**Extract to read:**
>> Begin
Commands

colrm

[startcol [endcol]]

Removes the specified columns from a file. This command reads from standard input. Startcol must be specified. If no endcol is specified, colrm will remove all columns up to the end of the line. Otherwise, colrm will remove all the columns from startcol to endcol.

Example: To remove the first three characters from each line in a testfile, use

cat testfile | colrm 1 3

column

[-tx] [-c columns] [-s sep] [input_file ]

This program formats the input data into multiple columns. Typically, you will be formatting a file; however, if no file is specified, column will read from standard input.

Example: To create a table from a text file delimited by "|"s, use

column -t -s \| datafile.txt > table.txt

This command is useful for formatting data created by databases and spreadsheets.

`-c`	Format output, for a display, the specified number of columns wide.
`-s`	Specify character(s) used to delimit columns.
>> End
**Problems to solve:**
[a] Rewrite the paragraph of the command reference that begins "Removes the specified columns from a file" as a short bulleted list, keeping its main facts.
[b] Retype the command reference from "Removes the specified" to "startcol to endcol.".
The records that come next are from a different source than the command reference.

**Material provided:**
>> Begin
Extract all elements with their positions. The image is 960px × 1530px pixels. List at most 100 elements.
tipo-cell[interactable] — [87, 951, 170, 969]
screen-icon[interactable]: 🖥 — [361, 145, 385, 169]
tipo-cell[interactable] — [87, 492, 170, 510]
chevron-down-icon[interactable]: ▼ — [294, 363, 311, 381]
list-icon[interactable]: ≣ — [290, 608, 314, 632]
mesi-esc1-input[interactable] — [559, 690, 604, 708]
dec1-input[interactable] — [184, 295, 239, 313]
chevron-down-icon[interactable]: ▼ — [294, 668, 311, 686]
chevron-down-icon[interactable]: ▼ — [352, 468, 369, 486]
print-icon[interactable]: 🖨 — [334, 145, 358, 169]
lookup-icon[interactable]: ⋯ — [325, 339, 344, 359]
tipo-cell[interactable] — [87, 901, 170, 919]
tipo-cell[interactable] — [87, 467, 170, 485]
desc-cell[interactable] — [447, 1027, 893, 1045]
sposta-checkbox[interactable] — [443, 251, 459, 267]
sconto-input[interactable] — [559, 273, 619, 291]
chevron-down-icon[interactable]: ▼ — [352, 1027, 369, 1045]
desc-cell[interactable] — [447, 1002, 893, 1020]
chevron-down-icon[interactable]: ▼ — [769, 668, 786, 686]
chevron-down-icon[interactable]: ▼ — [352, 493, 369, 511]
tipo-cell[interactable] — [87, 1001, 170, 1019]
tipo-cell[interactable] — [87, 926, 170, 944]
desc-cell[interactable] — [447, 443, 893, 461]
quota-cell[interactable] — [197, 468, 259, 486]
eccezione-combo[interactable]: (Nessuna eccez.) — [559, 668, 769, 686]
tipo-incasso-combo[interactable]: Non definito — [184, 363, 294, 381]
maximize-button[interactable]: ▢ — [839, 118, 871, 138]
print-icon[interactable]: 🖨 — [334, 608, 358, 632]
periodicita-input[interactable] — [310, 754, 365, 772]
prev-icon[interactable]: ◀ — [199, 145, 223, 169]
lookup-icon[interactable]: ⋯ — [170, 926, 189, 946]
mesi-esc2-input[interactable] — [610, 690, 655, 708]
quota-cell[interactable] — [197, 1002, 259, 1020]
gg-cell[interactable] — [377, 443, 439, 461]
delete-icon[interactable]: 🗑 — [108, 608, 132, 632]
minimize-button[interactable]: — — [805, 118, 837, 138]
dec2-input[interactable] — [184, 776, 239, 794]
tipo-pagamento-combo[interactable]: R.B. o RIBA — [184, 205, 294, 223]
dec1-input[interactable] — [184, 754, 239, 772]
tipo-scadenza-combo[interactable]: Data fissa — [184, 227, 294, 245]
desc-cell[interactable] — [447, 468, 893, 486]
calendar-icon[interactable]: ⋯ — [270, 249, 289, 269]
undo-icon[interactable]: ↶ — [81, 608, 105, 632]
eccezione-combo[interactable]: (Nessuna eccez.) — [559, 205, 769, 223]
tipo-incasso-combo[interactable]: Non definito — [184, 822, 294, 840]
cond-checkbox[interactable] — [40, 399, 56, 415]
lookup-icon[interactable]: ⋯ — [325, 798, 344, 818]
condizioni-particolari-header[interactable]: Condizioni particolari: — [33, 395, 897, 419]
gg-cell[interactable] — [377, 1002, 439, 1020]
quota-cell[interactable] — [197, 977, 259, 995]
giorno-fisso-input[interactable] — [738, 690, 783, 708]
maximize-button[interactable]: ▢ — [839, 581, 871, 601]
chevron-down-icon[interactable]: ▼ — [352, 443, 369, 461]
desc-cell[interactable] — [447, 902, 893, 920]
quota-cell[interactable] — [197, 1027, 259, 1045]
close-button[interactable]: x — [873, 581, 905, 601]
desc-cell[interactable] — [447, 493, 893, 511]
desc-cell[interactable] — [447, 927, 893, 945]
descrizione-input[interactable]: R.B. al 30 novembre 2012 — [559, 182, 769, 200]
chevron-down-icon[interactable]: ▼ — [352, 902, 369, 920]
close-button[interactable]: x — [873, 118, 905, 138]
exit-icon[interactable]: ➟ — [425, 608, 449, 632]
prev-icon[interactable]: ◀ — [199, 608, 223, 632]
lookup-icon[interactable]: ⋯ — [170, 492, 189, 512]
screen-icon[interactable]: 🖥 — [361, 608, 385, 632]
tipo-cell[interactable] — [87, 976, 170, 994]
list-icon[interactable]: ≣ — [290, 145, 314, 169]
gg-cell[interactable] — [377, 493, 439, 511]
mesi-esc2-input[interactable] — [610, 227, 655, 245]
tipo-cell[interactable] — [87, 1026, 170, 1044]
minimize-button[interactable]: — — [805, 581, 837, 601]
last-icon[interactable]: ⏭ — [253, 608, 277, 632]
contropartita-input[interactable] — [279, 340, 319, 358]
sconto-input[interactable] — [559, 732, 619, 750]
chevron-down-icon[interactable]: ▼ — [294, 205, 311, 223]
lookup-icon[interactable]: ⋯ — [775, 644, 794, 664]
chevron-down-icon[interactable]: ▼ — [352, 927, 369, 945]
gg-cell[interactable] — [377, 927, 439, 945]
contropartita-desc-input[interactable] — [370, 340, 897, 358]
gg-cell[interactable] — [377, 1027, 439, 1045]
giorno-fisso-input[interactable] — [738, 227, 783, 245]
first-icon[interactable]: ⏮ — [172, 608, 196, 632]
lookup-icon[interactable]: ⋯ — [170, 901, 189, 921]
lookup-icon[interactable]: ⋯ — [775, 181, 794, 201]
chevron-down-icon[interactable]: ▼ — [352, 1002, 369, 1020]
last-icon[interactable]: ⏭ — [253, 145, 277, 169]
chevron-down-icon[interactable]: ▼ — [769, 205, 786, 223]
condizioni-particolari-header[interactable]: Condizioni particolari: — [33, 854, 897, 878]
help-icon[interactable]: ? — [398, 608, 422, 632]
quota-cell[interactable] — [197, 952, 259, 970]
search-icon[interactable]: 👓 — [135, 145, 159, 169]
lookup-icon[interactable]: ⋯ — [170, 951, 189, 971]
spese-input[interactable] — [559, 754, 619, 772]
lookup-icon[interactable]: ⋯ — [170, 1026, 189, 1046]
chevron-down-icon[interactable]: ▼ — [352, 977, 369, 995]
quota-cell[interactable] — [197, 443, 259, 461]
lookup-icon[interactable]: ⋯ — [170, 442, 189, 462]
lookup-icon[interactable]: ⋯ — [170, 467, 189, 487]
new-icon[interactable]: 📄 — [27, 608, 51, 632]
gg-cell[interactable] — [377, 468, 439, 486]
>> End
**Answers for this exercise:**
[a]
- colrm removes the specified columns from a file and reads from standard input.
- Startcol must be given.
- With no endcol, colrm removes all columns up to the end of the line.
- With an endcol, it removes all columns from startcol to endcol.

[b]
Removes the specified columns from a file. This command reads from standard input. Startcol must be specified. If no endcol is specified, colrm will remove all columns up to the end of the line. Otherwise, colrm will remove all the columns from startcol to endcol.